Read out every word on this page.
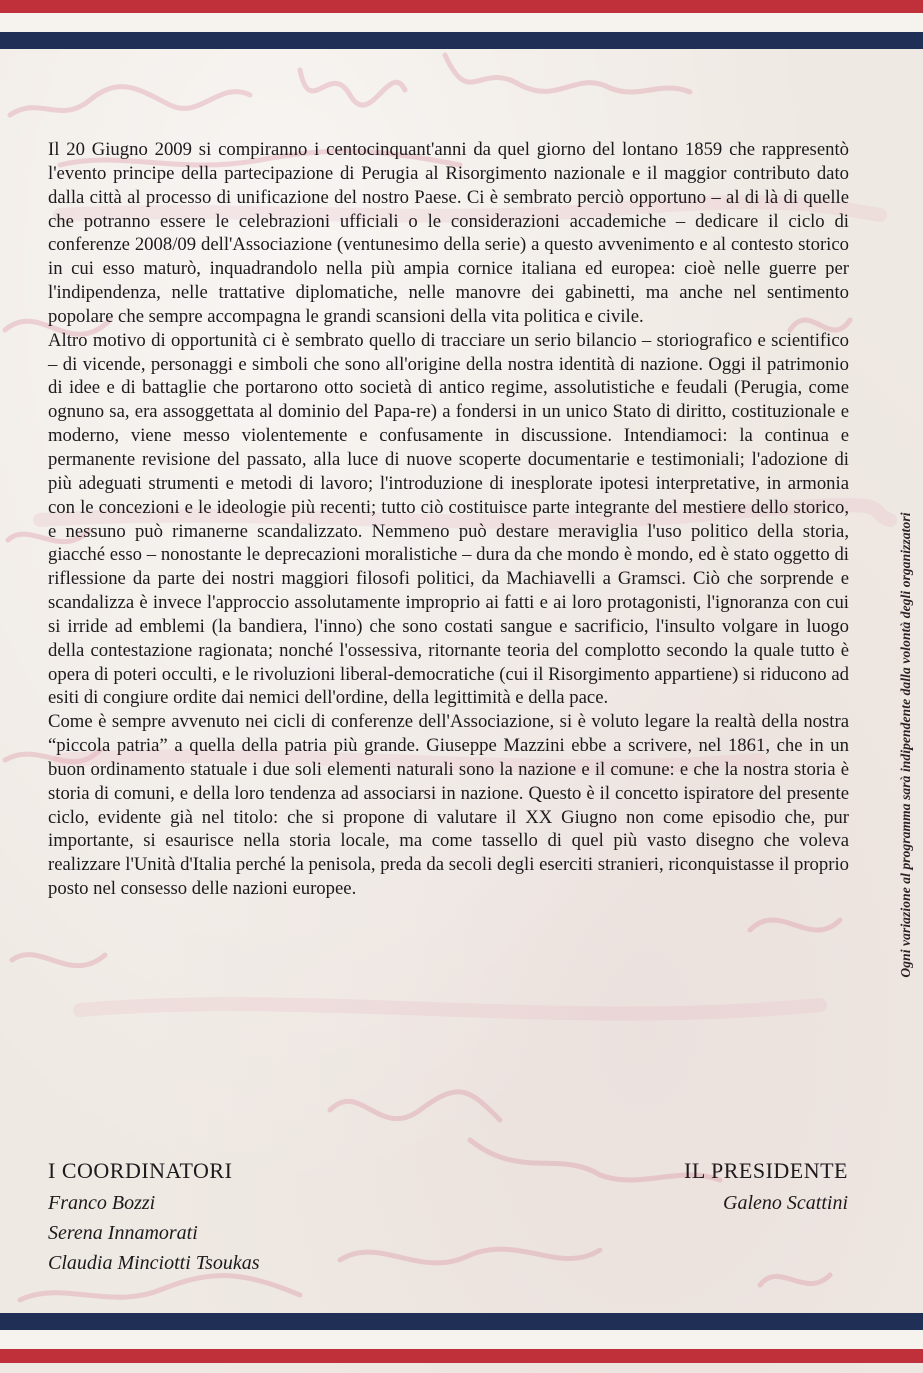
Ogni variazione al programma sarà indipendente dalla volontà degli organizzatori

Il 20 Giugno 2009 si compiranno i centocinquant'anni da quel giorno del lontano 1859 che rappresentò l'evento principe della partecipazione di Perugia al Risorgimento nazionale e il maggior contributo dato dalla città al processo di unificazione del nostro Paese. Ci è sembrato perciò opportuno – al di là di quelle che potranno essere le celebrazioni ufficiali o le considerazioni accademiche – dedicare il ciclo di conferenze 2008/09 dell'Associazione (ventunesimo della serie) a questo avvenimento e al contesto storico in cui esso maturò, inquadrandolo nella più ampia cornice italiana ed europea: cioè nelle guerre per l'indipendenza, nelle trattative diplomatiche, nelle manovre dei gabinetti, ma anche nel sentimento popolare che sempre accompagna le grandi scansioni della vita politica e civile.

Altro motivo di opportunità ci è sembrato quello di tracciare un serio bilancio – storiografico e scientifico – di vicende, personaggi e simboli che sono all'origine della nostra identità di nazione. Oggi il patrimonio di idee e di battaglie che portarono otto società di antico regime, assolutistiche e feudali (Perugia, come ognuno sa, era assoggettata al dominio del Papa-re) a fondersi in un unico Stato di diritto, costituzionale e moderno, viene messo violentemente e confusamente in discussione. Intendiamoci: la continua e permanente revisione del passato, alla luce di nuove scoperte documentarie e testimoniali; l'adozione di più adeguati strumenti e metodi di lavoro; l'introduzione di inesplorate ipotesi interpretative, in armonia con le concezioni e le ideologie più recenti; tutto ciò costituisce parte integrante del mestiere dello storico, e nessuno può rimanerne scandalizzato. Nemmeno può destare meraviglia l'uso politico della storia, giacché esso – nonostante le deprecazioni moralistiche – dura da che mondo è mondo, ed è stato oggetto di riflessione da parte dei nostri maggiori filosofi politici, da Machiavelli a Gramsci. Ciò che sorprende e scandalizza è invece l'approccio assolutamente improprio ai fatti e ai loro protagonisti, l'ignoranza con cui si irride ad emblemi (la bandiera, l'inno) che sono costati sangue e sacrificio, l'insulto volgare in luogo della contestazione ragionata; nonché l'ossessiva, ritornante teoria del complotto secondo la quale tutto è opera di poteri occulti, e le rivoluzioni liberal-democratiche (cui il Risorgimento appartiene) si riducono ad esiti di congiure ordite dai nemici dell'ordine, della legittimità e della pace.

Come è sempre avvenuto nei cicli di conferenze dell'Associazione, si è voluto legare la realtà della nostra “piccola patria” a quella della patria più grande. Giuseppe Mazzini ebbe a scrivere, nel 1861, che in un buon ordinamento statuale i due soli elementi naturali sono la nazione e il comune: e che la nostra storia è storia di comuni, e della loro tendenza ad associarsi in nazione. Questo è il concetto ispiratore del presente ciclo, evidente già nel titolo: che si propone di valutare il XX Giugno non come episodio che, pur importante, si esaurisce nella storia locale, ma come tassello di quel più vasto disegno che voleva realizzare l'Unità d'Italia perché la penisola, preda da secoli degli eserciti stranieri, riconquistasse il proprio posto nel consesso delle nazioni europee.

I COORDINATORI
Franco Bozzi
Serena Innamorati
Claudia Minciotti Tsoukas
IL PRESIDENTE
Galeno Scattini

_REQUIREMENT_
Output the records above exactly; leave out the pictures.

_OUTPUT FOR THIS TASK_
Read out every word on this page.
Ogni variazione al programma sarà indipendente dalla volontà degli organizzatori

Il 20 Giugno 2009 si compiranno i centocinquant'anni da quel giorno del lontano 1859 che rappresentò l'evento principe della partecipazione di Perugia al Risorgimento nazionale e il maggior contributo dato dalla città al processo di unificazione del nostro Paese. Ci è sembrato perciò opportuno – al di là di quelle che potranno essere le celebrazioni ufficiali o le considerazioni accademiche – dedicare il ciclo di conferenze 2008/09 dell'Associazione (ventunesimo della serie) a questo avvenimento e al contesto storico in cui esso maturò, inquadrandolo nella più ampia cornice italiana ed europea: cioè nelle guerre per l'indipendenza, nelle trattative diplomatiche, nelle manovre dei gabinetti, ma anche nel sentimento popolare che sempre accompagna le grandi scansioni della vita politica e civile.

Altro motivo di opportunità ci è sembrato quello di tracciare un serio bilancio – storiografico e scientifico – di vicende, personaggi e simboli che sono all'origine della nostra identità di nazione. Oggi il patrimonio di idee e di battaglie che portarono otto società di antico regime, assolutistiche e feudali (Perugia, come ognuno sa, era assoggettata al dominio del Papa-re) a fondersi in un unico Stato di diritto, costituzionale e moderno, viene messo violentemente e confusamente in discussione. Intendiamoci: la continua e permanente revisione del passato, alla luce di nuove scoperte documentarie e testimoniali; l'adozione di più adeguati strumenti e metodi di lavoro; l'introduzione di inesplorate ipotesi interpretative, in armonia con le concezioni e le ideologie più recenti; tutto ciò costituisce parte integrante del mestiere dello storico, e nessuno può rimanerne scandalizzato. Nemmeno può destare meraviglia l'uso politico della storia, giacché esso – nonostante le deprecazioni moralistiche – dura da che mondo è mondo, ed è stato oggetto di riflessione da parte dei nostri maggiori filosofi politici, da Machiavelli a Gramsci. Ciò che sorprende e scandalizza è invece l'approccio assolutamente improprio ai fatti e ai loro protagonisti, l'ignoranza con cui si irride ad emblemi (la bandiera, l'inno) che sono costati sangue e sacrificio, l'insulto volgare in luogo della contestazione ragionata; nonché l'ossessiva, ritornante teoria del complotto secondo la quale tutto è opera di poteri occulti, e le rivoluzioni liberal-democratiche (cui il Risorgimento appartiene) si riducono ad esiti di congiure ordite dai nemici dell'ordine, della legittimità e della pace.

Come è sempre avvenuto nei cicli di conferenze dell'Associazione, si è voluto legare la realtà della nostra “piccola patria” a quella della patria più grande. Giuseppe Mazzini ebbe a scrivere, nel 1861, che in un buon ordinamento statuale i due soli elementi naturali sono la nazione e il comune: e che la nostra storia è storia di comuni, e della loro tendenza ad associarsi in nazione. Questo è il concetto ispiratore del presente ciclo, evidente già nel titolo: che si propone di valutare il XX Giugno non come episodio che, pur importante, si esaurisce nella storia locale, ma come tassello di quel più vasto disegno che voleva realizzare l'Unità d'Italia perché la penisola, preda da secoli degli eserciti stranieri, riconquistasse il proprio posto nel consesso delle nazioni europee.

I COORDINATORI
Franco Bozzi
Serena Innamorati
Claudia Minciotti Tsoukas
IL PRESIDENTE
Galeno Scattini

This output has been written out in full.